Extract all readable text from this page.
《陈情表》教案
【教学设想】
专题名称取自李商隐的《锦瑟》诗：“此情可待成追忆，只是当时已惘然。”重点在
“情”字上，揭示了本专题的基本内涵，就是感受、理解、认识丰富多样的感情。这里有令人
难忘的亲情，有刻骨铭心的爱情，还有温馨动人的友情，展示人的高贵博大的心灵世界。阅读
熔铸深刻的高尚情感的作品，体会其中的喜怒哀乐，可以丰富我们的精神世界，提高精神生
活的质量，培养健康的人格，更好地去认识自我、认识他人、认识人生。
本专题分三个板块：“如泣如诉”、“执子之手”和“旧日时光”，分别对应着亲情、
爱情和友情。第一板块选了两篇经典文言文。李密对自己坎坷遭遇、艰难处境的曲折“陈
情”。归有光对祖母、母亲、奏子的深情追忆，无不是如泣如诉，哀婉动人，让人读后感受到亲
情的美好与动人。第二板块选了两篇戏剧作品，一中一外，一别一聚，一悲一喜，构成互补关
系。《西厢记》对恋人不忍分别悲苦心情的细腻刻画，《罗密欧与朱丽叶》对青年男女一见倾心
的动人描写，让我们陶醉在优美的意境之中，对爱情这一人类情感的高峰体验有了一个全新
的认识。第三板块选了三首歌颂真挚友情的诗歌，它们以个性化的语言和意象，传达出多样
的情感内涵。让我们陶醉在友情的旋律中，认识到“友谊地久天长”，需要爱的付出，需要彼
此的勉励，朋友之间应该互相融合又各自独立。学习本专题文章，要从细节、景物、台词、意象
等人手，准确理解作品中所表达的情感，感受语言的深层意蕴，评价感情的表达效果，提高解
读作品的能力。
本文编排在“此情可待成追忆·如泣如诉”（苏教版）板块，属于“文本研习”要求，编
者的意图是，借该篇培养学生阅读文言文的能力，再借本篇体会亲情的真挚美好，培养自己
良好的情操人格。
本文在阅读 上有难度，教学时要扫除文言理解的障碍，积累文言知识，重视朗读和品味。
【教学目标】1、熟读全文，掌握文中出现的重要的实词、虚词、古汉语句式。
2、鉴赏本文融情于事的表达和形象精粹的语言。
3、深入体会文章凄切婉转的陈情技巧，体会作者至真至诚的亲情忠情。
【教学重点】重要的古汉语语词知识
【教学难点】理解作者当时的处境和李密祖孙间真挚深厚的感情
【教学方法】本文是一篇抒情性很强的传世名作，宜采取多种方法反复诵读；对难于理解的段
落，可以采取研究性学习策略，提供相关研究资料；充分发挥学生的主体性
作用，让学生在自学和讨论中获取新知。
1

──────────────────────────────

- [WHAT THE TASK REQUIRES] Transcribe every record above exactly as it appears.

- [SOLUTION TO THIS EXERCISE]
Extract all readable text from this page.
《陈情表》教案
【教学设想】
专题名称取自李商隐的《锦瑟》诗：“此情可待成追忆，只是当时已惘然。”重点在
“情”字上，揭示了本专题的基本内涵，就是感受、理解、认识丰富多样的感情。这里有令人
难忘的亲情，有刻骨铭心的爱情，还有温馨动人的友情，展示人的高贵博大的心灵世界。阅读
熔铸深刻的高尚情感的作品，体会其中的喜怒哀乐，可以丰富我们的精神世界，提高精神生
活的质量，培养健康的人格，更好地去认识自我、认识他人、认识人生。
本专题分三个板块：“如泣如诉”、“执子之手”和“旧日时光”，分别对应着亲情、
爱情和友情。第一板块选了两篇经典文言文。李密对自己坎坷遭遇、艰难处境的曲折“陈
情”。归有光对祖母、母亲、奏子的深情追忆，无不是如泣如诉，哀婉动人，让人读后感受到亲
情的美好与动人。第二板块选了两篇戏剧作品，一中一外，一别一聚，一悲一喜，构成互补关
系。《西厢记》对恋人不忍分别悲苦心情的细腻刻画，《罗密欧与朱丽叶》对青年男女一见倾心
的动人描写，让我们陶醉在优美的意境之中，对爱情这一人类情感的高峰体验有了一个全新
的认识。第三板块选了三首歌颂真挚友情的诗歌，它们以个性化的语言和意象，传达出多样
的情感内涵。让我们陶醉在友情的旋律中，认识到“友谊地久天长”，需要爱的付出，需要彼
此的勉励，朋友之间应该互相融合又各自独立。学习本专题文章，要从细节、景物、台词、意象
等人手，准确理解作品中所表达的情感，感受语言的深层意蕴，评价感情的表达效果，提高解
读作品的能力。
本文编排在“此情可待成追忆·如泣如诉”（苏教版）板块，属于“文本研习”要求，编
者的意图是，借该篇培养学生阅读文言文的能力，再借本篇体会亲情的真挚美好，培养自己
良好的情操人格。
本文在阅读 上有难度，教学时要扫除文言理解的障碍，积累文言知识，重视朗读和品味。
【教学目标】1、熟读全文，掌握文中出现的重要的实词、虚词、古汉语句式。
2、鉴赏本文融情于事的表达和形象精粹的语言。
3、深入体会文章凄切婉转的陈情技巧，体会作者至真至诚的亲情忠情。
【教学重点】重要的古汉语语词知识
【教学难点】理解作者当时的处境和李密祖孙间真挚深厚的感情
【教学方法】本文是一篇抒情性很强的传世名作，宜采取多种方法反复诵读；对难于理解的段
落，可以采取研究性学习策略，提供相关研究资料；充分发挥学生的主体性
作用，让学生在自学和讨论中获取新知。
1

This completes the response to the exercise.